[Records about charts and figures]
========================================
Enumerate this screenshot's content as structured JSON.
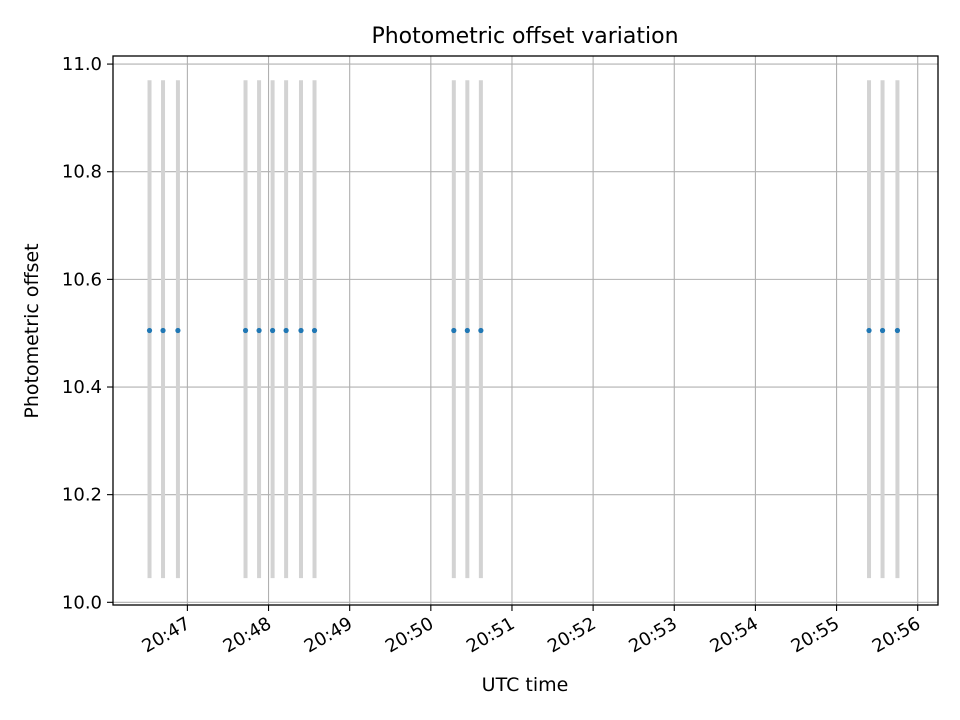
{
  "chart_data": {
    "type": "scatter",
    "title": "Photometric offset variation",
    "xlabel": "UTC time",
    "ylabel": "Photometric offset",
    "xlim": [
      "20:46:05",
      "20:56:15"
    ],
    "ylim": [
      9.995,
      11.015
    ],
    "grid": true,
    "x_ticks": [
      "20:47",
      "20:48",
      "20:49",
      "20:50",
      "20:51",
      "20:52",
      "20:53",
      "20:54",
      "20:55",
      "20:56"
    ],
    "y_ticks": [
      "10.0",
      "10.2",
      "10.4",
      "10.6",
      "10.8",
      "11.0"
    ],
    "point_color": "#1f77b4",
    "errorbar_color": "#d3d3d3",
    "points": [
      {
        "x": "20:46:32",
        "y": 10.505,
        "y_low": 10.045,
        "y_high": 10.97
      },
      {
        "x": "20:46:42",
        "y": 10.505,
        "y_low": 10.045,
        "y_high": 10.97
      },
      {
        "x": "20:46:53",
        "y": 10.505,
        "y_low": 10.045,
        "y_high": 10.97
      },
      {
        "x": "20:47:43",
        "y": 10.505,
        "y_low": 10.045,
        "y_high": 10.97
      },
      {
        "x": "20:47:53",
        "y": 10.505,
        "y_low": 10.045,
        "y_high": 10.97
      },
      {
        "x": "20:48:03",
        "y": 10.505,
        "y_low": 10.045,
        "y_high": 10.97
      },
      {
        "x": "20:48:13",
        "y": 10.505,
        "y_low": 10.045,
        "y_high": 10.97
      },
      {
        "x": "20:48:24",
        "y": 10.505,
        "y_low": 10.045,
        "y_high": 10.97
      },
      {
        "x": "20:48:34",
        "y": 10.505,
        "y_low": 10.045,
        "y_high": 10.97
      },
      {
        "x": "20:50:17",
        "y": 10.505,
        "y_low": 10.045,
        "y_high": 10.97
      },
      {
        "x": "20:50:27",
        "y": 10.505,
        "y_low": 10.045,
        "y_high": 10.97
      },
      {
        "x": "20:50:37",
        "y": 10.505,
        "y_low": 10.045,
        "y_high": 10.97
      },
      {
        "x": "20:55:24",
        "y": 10.505,
        "y_low": 10.045,
        "y_high": 10.97
      },
      {
        "x": "20:55:34",
        "y": 10.505,
        "y_low": 10.045,
        "y_high": 10.97
      },
      {
        "x": "20:55:45",
        "y": 10.505,
        "y_low": 10.045,
        "y_high": 10.97
      }
    ]
  }
}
========================================
SET PROBLEM: Count the lines in the records above that contain the word "Photometric", and give only that number.

FULL RESPONSE: 2